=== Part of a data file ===

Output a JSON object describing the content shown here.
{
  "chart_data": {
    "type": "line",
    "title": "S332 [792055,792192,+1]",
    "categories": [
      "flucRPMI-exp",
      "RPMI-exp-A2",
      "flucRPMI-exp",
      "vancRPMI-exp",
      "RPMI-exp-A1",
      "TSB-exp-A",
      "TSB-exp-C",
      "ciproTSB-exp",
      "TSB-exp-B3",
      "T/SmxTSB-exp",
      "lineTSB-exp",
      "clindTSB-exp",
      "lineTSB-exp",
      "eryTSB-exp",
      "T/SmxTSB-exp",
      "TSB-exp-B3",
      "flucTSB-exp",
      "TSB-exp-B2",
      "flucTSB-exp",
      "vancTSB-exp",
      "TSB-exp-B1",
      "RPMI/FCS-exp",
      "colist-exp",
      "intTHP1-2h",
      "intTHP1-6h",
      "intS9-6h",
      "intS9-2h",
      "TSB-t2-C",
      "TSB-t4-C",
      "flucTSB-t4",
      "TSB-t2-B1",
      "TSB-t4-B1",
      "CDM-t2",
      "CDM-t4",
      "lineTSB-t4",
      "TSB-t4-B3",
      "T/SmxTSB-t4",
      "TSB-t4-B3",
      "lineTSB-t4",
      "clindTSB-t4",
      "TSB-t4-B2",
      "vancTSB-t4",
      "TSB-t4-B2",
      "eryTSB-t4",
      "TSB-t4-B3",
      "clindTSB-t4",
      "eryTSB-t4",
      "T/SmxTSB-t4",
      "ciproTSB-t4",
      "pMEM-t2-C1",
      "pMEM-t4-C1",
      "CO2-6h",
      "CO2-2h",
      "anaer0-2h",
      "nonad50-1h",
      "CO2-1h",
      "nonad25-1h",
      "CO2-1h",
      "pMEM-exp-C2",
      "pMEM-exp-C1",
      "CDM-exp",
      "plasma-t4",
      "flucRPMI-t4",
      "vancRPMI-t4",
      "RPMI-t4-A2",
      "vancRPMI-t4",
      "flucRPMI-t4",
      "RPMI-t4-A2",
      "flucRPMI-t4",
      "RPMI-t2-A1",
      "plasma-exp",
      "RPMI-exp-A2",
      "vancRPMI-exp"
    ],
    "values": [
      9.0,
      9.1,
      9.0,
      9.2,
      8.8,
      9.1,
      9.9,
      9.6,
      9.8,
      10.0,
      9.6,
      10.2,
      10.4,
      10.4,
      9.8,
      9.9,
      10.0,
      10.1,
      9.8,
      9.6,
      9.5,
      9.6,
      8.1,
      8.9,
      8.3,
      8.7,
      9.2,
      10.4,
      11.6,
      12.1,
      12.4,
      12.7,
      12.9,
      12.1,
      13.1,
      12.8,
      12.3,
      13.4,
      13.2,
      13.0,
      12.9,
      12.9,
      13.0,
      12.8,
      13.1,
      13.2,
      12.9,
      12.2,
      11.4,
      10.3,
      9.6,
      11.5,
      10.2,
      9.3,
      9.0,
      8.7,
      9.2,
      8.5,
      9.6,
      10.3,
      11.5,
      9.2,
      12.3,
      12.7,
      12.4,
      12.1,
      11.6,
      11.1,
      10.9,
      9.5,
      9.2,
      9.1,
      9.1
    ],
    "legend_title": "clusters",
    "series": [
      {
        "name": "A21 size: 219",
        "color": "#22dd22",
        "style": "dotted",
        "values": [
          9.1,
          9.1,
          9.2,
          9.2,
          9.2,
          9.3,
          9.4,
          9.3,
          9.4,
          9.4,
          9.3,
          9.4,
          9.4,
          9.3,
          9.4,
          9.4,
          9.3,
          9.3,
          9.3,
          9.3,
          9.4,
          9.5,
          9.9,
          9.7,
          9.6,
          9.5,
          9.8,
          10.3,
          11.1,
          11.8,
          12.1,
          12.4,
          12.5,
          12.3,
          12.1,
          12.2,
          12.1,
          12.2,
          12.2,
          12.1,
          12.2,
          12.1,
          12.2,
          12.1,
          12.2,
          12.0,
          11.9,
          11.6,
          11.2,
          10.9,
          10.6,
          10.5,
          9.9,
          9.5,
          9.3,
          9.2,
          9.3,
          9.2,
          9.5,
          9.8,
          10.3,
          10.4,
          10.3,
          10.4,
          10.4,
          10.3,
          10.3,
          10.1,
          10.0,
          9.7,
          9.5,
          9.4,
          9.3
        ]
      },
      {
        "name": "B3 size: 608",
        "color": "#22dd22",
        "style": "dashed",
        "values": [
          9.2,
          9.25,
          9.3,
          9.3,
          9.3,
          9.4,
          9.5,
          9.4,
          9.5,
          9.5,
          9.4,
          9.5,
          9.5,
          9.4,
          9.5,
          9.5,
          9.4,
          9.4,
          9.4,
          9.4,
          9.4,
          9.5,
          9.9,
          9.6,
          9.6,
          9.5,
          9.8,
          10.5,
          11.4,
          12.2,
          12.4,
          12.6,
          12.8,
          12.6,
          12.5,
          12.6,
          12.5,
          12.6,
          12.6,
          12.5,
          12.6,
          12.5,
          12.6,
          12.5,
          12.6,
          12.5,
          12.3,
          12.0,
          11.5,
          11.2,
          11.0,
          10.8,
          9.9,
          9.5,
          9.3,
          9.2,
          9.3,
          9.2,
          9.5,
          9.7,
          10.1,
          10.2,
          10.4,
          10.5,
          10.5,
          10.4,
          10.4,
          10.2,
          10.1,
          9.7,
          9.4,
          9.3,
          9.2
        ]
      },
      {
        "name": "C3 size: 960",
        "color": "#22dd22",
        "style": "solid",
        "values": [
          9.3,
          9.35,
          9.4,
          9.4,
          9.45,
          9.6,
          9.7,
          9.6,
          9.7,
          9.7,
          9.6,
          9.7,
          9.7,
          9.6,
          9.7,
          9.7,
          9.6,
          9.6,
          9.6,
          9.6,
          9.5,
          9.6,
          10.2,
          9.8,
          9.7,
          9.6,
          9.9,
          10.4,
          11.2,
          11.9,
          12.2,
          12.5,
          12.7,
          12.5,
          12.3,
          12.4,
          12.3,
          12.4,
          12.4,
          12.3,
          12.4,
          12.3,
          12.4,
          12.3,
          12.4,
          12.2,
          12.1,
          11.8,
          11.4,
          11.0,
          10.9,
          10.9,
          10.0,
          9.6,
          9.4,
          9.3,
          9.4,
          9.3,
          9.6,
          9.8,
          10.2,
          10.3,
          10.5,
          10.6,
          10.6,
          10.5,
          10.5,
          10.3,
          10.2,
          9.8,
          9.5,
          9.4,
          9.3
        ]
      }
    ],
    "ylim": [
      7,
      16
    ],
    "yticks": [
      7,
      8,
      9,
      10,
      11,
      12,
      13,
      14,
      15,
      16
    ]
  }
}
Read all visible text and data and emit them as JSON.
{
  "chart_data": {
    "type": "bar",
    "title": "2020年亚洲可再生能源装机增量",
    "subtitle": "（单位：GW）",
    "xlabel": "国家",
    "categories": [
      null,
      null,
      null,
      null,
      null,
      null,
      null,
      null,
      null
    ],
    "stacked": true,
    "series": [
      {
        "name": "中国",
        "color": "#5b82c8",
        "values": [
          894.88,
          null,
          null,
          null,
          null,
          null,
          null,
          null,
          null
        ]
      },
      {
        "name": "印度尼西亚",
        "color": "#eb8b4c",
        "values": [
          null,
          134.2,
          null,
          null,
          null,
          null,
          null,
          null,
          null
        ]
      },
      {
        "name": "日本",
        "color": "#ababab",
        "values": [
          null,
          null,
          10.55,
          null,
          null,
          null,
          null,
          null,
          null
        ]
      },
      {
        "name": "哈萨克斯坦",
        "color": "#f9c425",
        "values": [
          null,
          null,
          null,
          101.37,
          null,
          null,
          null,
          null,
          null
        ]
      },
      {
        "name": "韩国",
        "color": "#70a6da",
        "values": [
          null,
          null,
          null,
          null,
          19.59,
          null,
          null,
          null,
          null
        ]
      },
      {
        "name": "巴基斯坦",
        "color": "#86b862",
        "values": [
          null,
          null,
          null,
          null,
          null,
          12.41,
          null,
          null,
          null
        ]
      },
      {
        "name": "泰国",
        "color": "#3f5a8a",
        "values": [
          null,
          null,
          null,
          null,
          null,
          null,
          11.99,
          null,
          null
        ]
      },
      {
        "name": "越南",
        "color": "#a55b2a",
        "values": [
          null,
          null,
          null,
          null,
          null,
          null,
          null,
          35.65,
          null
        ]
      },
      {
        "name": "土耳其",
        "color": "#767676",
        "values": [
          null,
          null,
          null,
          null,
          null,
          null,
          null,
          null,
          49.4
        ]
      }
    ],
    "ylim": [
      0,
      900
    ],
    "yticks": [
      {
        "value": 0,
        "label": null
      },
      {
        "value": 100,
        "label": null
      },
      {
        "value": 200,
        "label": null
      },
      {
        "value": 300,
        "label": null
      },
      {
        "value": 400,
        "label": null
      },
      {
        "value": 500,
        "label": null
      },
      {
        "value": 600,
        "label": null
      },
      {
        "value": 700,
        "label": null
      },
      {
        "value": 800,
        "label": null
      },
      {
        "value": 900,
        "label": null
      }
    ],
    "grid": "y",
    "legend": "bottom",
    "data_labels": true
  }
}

=== EXERCISE TASK ===
Every line holding "vancRPMI" should be copied out.

=== THE SOLUTION ===
      "vancRPMI-exp",
      "vancRPMI-t4",
      "vancRPMI-t4",
      "vancRPMI-exp"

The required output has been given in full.